(Task brief) Repeat the whole listing exactly.

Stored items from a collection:
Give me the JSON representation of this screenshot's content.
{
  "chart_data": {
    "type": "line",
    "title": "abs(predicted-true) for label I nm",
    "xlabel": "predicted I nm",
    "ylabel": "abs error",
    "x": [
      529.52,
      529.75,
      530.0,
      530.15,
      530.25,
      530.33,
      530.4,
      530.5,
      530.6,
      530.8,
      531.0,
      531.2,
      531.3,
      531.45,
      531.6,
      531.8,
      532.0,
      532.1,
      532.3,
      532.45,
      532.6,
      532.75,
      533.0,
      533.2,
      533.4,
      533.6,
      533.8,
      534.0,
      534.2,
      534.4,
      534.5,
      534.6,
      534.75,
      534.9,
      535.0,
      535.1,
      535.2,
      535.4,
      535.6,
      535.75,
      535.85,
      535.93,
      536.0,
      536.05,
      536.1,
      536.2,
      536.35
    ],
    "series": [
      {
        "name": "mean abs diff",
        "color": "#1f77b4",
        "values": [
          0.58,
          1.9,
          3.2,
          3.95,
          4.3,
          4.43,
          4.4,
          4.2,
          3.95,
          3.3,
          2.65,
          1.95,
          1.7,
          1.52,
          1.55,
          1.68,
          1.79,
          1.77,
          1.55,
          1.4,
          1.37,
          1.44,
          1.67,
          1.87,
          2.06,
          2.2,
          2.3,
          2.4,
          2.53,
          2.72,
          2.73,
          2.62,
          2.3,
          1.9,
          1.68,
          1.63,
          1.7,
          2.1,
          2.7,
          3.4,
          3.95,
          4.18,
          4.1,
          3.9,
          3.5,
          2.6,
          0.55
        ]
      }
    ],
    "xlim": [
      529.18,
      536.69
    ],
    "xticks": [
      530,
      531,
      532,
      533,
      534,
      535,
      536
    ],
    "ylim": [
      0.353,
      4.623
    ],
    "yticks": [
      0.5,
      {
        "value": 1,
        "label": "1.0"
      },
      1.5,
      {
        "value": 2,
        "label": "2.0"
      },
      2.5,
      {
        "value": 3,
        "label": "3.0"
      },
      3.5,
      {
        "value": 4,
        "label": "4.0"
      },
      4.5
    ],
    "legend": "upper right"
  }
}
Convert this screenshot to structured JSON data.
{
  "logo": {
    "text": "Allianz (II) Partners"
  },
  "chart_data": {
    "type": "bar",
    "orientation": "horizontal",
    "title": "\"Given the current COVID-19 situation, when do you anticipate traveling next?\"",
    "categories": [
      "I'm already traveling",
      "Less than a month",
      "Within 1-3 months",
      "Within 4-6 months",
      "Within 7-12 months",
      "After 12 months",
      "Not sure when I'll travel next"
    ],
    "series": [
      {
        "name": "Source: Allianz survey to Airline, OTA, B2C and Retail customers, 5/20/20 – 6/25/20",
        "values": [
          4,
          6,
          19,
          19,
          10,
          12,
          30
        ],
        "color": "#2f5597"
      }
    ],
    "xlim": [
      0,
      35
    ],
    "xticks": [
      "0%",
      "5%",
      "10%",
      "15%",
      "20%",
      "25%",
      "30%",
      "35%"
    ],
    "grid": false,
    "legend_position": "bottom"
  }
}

(Task response)
Give me the JSON representation of this screenshot's content.
{
  "chart_data": {
    "type": "line",
    "title": "abs(predicted-true) for label I nm",
    "xlabel": "predicted I nm",
    "ylabel": "abs error",
    "x": [
      529.52,
      529.75,
      530.0,
      530.15,
      530.25,
      530.33,
      530.4,
      530.5,
      530.6,
      530.8,
      531.0,
      531.2,
      531.3,
      531.45,
      531.6,
      531.8,
      532.0,
      532.1,
      532.3,
      532.45,
      532.6,
      532.75,
      533.0,
      533.2,
      533.4,
      533.6,
      533.8,
      534.0,
      534.2,
      534.4,
      534.5,
      534.6,
      534.75,
      534.9,
      535.0,
      535.1,
      535.2,
      535.4,
      535.6,
      535.75,
      535.85,
      535.93,
      536.0,
      536.05,
      536.1,
      536.2,
      536.35
    ],
    "series": [
      {
        "name": "mean abs diff",
        "color": "#1f77b4",
        "values": [
          0.58,
          1.9,
          3.2,
          3.95,
          4.3,
          4.43,
          4.4,
          4.2,
          3.95,
          3.3,
          2.65,
          1.95,
          1.7,
          1.52,
          1.55,
          1.68,
          1.79,
          1.77,
          1.55,
          1.4,
          1.37,
          1.44,
          1.67,
          1.87,
          2.06,
          2.2,
          2.3,
          2.4,
          2.53,
          2.72,
          2.73,
          2.62,
          2.3,
          1.9,
          1.68,
          1.63,
          1.7,
          2.1,
          2.7,
          3.4,
          3.95,
          4.18,
          4.1,
          3.9,
          3.5,
          2.6,
          0.55
        ]
      }
    ],
    "xlim": [
      529.18,
      536.69
    ],
    "xticks": [
      530,
      531,
      532,
      533,
      534,
      535,
      536
    ],
    "ylim": [
      0.353,
      4.623
    ],
    "yticks": [
      0.5,
      {
        "value": 1,
        "label": "1.0"
      },
      1.5,
      {
        "value": 2,
        "label": "2.0"
      },
      2.5,
      {
        "value": 3,
        "label": "3.0"
      },
      3.5,
      {
        "value": 4,
        "label": "4.0"
      },
      4.5
    ],
    "legend": "upper right"
  }
}
Convert this screenshot to structured JSON data.
{
  "logo": {
    "text": "Allianz (II) Partners"
  },
  "chart_data": {
    "type": "bar",
    "orientation": "horizontal",
    "title": "\"Given the current COVID-19 situation, when do you anticipate traveling next?\"",
    "categories": [
      "I'm already traveling",
      "Less than a month",
      "Within 1-3 months",
      "Within 4-6 months",
      "Within 7-12 months",
      "After 12 months",
      "Not sure when I'll travel next"
    ],
    "series": [
      {
        "name": "Source: Allianz survey to Airline, OTA, B2C and Retail customers, 5/20/20 – 6/25/20",
        "values": [
          4,
          6,
          19,
          19,
          10,
          12,
          30
        ],
        "color": "#2f5597"
      }
    ],
    "xlim": [
      0,
      35
    ],
    "xticks": [
      "0%",
      "5%",
      "10%",
      "15%",
      "20%",
      "25%",
      "30%",
      "35%"
    ],
    "grid": false,
    "legend_position": "bottom"
  }
}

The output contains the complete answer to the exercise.